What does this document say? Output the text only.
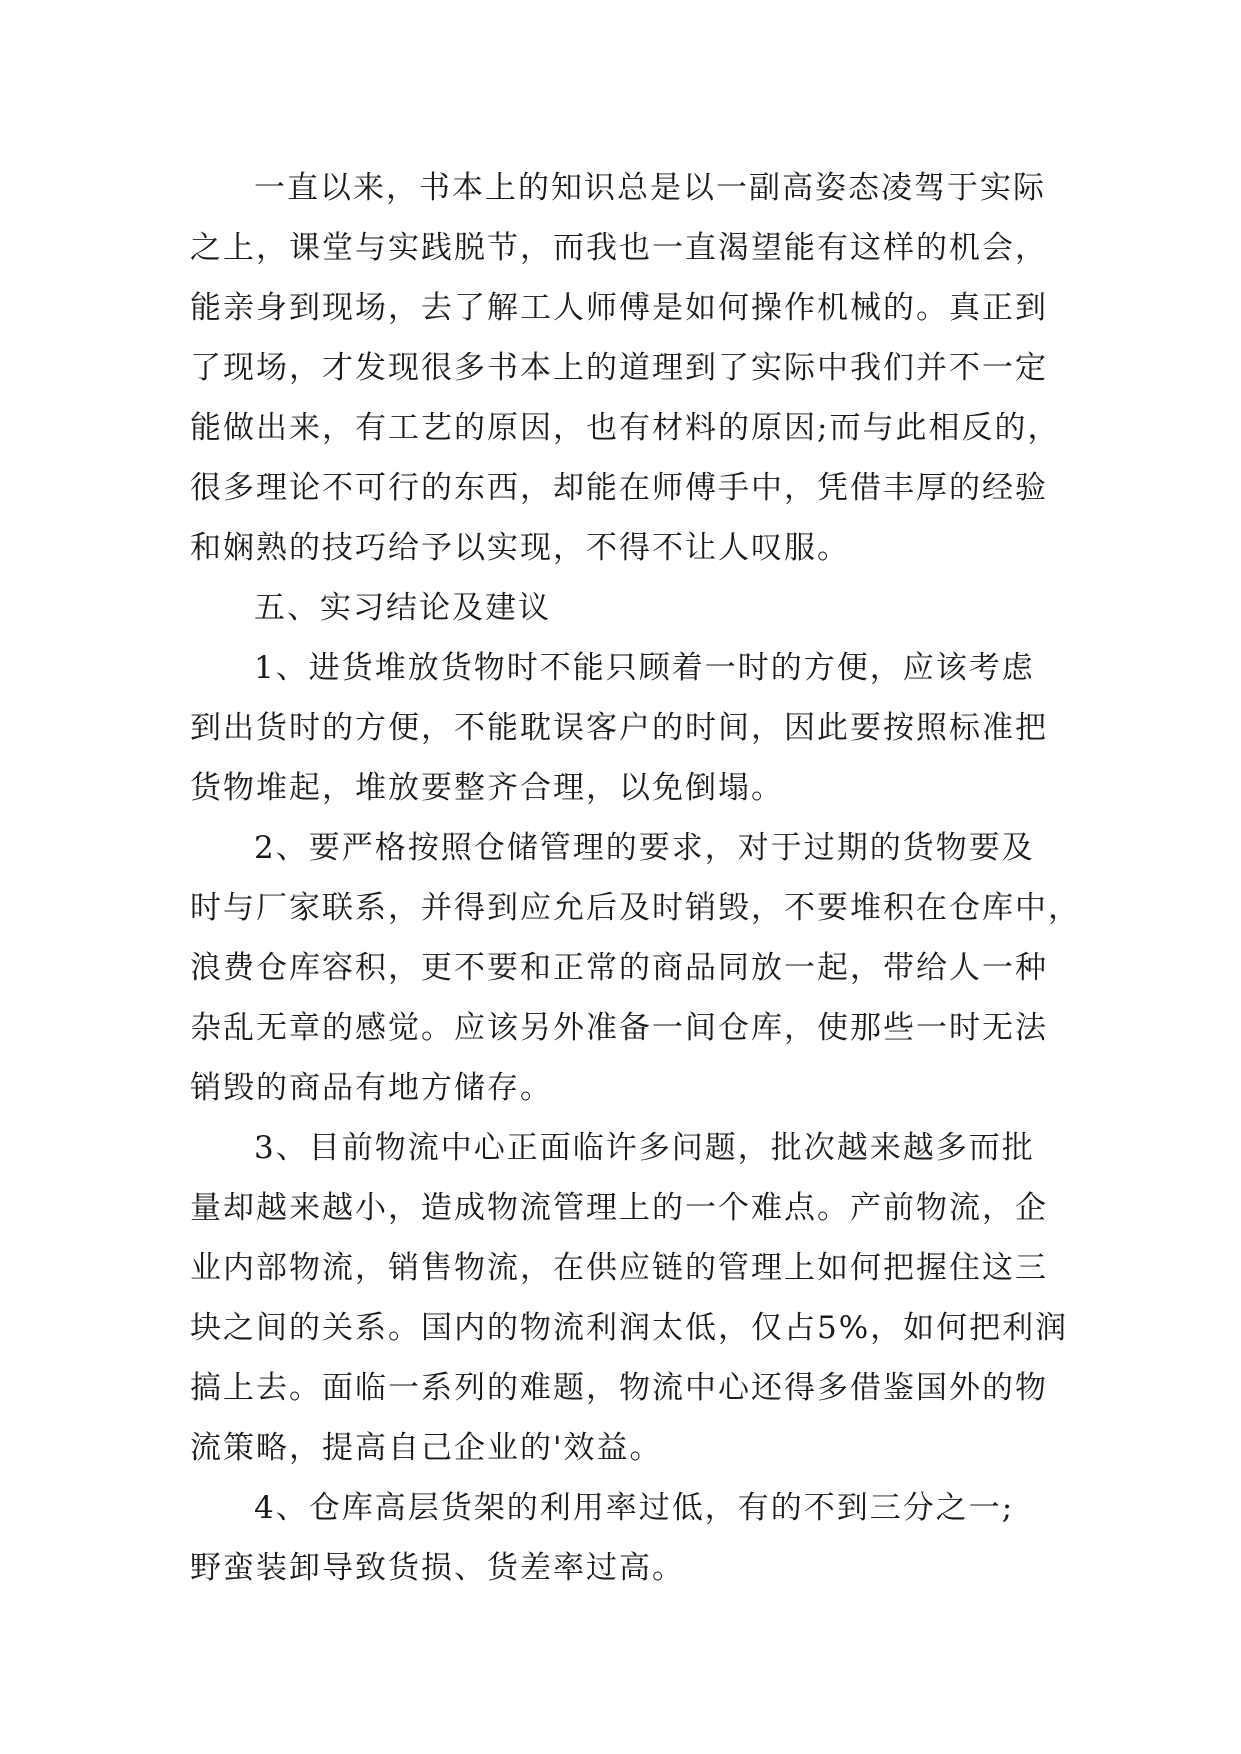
一直以来，书本上的知识总是以一副高姿态凌驾于实际
之上，课堂与实践脱节，而我也一直渴望能有这样的机会，
能亲身到现场，去了解工人师傅是如何操作机械的。真正到
了现场，才发现很多书本上的道理到了实际中我们并不一定
能做出来，有工艺的原因，也有材料的原因;而与此相反的，
很多理论不可行的东西，却能在师傅手中，凭借丰厚的经验
和娴熟的技巧给予以实现，不得不让人叹服。
五、实习结论及建议
1、进货堆放货物时不能只顾着一时的方便，应该考虑
到出货时的方便，不能耽误客户的时间，因此要按照标准把
货物堆起，堆放要整齐合理，以免倒塌。
2、要严格按照仓储管理的要求，对于过期的货物要及
时与厂家联系，并得到应允后及时销毁，不要堆积在仓库中，
浪费仓库容积，更不要和正常的商品同放一起，带给人一种
杂乱无章的感觉。应该另外准备一间仓库，使那些一时无法
销毁的商品有地方储存。
3、目前物流中心正面临许多问题，批次越来越多而批
量却越来越小，造成物流管理上的一个难点。产前物流，企
业内部物流，销售物流，在供应链的管理上如何把握住这三
块之间的关系。国内的物流利润太低，仅占5%，如何把利润
搞上去。面临一系列的难题，物流中心还得多借鉴国外的物
流策略，提高自己企业的'效益。
4、仓库高层货架的利用率过低，有的不到三分之一;
野蛮装卸导致货损、货差率过高。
....
▸ **PROBLEM TO SOLVE**: Output the entries above exactly, without their pictures.

▸ **SOLUTION**:
What does this document say? Output the text only.
一直以来，书本上的知识总是以一副高姿态凌驾于实际
之上，课堂与实践脱节，而我也一直渴望能有这样的机会，
能亲身到现场，去了解工人师傅是如何操作机械的。真正到
了现场，才发现很多书本上的道理到了实际中我们并不一定
能做出来，有工艺的原因，也有材料的原因;而与此相反的，
很多理论不可行的东西，却能在师傅手中，凭借丰厚的经验
和娴熟的技巧给予以实现，不得不让人叹服。
五、实习结论及建议
1、进货堆放货物时不能只顾着一时的方便，应该考虑
到出货时的方便，不能耽误客户的时间，因此要按照标准把
货物堆起，堆放要整齐合理，以免倒塌。
2、要严格按照仓储管理的要求，对于过期的货物要及
时与厂家联系，并得到应允后及时销毁，不要堆积在仓库中，
浪费仓库容积，更不要和正常的商品同放一起，带给人一种
杂乱无章的感觉。应该另外准备一间仓库，使那些一时无法
销毁的商品有地方储存。
3、目前物流中心正面临许多问题，批次越来越多而批
量却越来越小，造成物流管理上的一个难点。产前物流，企
业内部物流，销售物流，在供应链的管理上如何把握住这三
块之间的关系。国内的物流利润太低，仅占5%，如何把利润
搞上去。面临一系列的难题，物流中心还得多借鉴国外的物
流策略，提高自己企业的'效益。
4、仓库高层货架的利用率过低，有的不到三分之一;
野蛮装卸导致货损、货差率过高。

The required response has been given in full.